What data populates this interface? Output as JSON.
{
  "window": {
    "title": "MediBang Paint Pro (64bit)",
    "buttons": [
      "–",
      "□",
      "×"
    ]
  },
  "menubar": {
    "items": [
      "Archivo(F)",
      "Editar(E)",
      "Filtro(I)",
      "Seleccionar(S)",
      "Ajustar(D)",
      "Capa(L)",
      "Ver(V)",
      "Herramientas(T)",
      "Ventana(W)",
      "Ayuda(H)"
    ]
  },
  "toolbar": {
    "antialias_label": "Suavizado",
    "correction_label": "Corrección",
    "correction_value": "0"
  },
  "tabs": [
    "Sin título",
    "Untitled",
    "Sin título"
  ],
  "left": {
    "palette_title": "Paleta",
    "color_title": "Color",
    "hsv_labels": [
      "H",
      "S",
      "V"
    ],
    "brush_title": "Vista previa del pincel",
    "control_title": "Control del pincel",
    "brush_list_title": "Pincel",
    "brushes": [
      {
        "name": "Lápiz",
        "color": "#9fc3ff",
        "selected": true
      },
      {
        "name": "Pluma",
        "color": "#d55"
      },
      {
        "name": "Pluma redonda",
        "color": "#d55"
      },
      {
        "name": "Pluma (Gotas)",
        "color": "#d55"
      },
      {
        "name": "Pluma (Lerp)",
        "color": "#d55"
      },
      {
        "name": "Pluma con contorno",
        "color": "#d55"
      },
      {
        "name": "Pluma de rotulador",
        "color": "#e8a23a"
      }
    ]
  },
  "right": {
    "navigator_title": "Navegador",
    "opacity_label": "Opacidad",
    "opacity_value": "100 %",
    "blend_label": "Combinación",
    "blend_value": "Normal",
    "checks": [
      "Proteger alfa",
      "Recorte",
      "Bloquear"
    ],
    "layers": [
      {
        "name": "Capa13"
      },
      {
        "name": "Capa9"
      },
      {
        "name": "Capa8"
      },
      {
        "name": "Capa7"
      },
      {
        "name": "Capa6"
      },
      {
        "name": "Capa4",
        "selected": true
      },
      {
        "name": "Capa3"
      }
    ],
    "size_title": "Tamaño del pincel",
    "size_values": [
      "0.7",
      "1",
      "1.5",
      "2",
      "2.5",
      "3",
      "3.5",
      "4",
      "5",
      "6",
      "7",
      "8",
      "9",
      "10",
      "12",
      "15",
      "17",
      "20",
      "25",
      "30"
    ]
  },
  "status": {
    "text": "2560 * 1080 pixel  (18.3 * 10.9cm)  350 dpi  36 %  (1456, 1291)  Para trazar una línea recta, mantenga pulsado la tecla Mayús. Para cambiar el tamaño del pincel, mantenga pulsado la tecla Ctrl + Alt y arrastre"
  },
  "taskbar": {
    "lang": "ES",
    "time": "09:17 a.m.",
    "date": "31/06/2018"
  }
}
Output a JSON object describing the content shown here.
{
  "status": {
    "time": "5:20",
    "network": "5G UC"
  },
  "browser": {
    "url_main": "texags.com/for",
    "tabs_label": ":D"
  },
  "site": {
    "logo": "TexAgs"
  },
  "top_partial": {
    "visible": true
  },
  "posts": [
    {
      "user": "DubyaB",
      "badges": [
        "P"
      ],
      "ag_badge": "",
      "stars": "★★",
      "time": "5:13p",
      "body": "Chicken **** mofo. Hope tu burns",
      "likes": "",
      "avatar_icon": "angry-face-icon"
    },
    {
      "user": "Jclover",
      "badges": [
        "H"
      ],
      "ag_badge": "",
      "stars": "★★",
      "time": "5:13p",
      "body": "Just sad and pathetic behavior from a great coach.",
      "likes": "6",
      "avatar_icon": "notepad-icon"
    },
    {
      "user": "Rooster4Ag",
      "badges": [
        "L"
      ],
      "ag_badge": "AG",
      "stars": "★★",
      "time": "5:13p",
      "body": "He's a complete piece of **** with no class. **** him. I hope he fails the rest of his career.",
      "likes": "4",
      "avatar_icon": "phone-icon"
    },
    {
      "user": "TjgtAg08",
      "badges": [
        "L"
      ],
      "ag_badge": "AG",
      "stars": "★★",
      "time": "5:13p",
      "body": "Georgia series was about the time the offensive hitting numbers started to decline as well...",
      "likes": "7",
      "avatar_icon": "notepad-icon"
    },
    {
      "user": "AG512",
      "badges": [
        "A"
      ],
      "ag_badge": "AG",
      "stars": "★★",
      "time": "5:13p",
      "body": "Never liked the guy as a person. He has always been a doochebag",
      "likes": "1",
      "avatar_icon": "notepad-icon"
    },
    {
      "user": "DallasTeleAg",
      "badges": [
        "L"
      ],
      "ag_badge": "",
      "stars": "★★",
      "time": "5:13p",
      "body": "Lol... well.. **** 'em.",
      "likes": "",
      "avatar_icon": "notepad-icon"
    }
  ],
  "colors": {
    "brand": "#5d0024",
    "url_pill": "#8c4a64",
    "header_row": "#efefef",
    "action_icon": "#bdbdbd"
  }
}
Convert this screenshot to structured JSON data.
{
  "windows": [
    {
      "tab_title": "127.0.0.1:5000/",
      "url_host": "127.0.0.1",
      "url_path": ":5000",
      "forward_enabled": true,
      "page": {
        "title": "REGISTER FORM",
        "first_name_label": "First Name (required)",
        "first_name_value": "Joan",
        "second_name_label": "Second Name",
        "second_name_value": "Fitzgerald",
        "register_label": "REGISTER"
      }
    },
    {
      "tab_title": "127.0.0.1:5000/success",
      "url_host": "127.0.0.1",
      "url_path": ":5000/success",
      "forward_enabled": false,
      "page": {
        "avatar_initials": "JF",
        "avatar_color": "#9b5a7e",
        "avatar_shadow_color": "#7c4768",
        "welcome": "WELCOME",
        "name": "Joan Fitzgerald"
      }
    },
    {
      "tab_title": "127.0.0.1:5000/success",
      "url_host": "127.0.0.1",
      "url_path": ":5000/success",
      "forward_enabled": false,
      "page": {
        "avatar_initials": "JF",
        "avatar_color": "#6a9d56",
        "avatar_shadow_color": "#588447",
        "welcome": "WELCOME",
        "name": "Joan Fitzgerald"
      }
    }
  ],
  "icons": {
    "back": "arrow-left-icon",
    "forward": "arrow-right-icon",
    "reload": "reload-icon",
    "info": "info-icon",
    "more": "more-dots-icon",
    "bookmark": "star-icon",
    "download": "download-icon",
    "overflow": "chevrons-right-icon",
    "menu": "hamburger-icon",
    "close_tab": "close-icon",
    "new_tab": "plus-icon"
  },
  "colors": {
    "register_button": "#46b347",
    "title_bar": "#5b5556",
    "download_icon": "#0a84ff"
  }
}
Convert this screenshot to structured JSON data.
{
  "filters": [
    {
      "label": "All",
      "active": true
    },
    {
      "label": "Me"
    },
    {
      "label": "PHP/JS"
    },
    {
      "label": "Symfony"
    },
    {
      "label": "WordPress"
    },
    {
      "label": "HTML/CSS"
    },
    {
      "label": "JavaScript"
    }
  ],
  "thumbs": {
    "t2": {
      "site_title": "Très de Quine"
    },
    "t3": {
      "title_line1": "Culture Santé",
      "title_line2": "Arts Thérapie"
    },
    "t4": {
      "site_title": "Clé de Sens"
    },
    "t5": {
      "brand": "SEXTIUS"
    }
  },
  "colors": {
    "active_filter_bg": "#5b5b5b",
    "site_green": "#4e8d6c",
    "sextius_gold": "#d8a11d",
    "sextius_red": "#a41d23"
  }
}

§

Instructions to follow -> For each line of the listing that holds the word "likes", show that line.

Result of this task ->
      "likes": "",
      "likes": "6",
      "likes": "4",
      "likes": "7",
      "likes": "1",
      "likes": "",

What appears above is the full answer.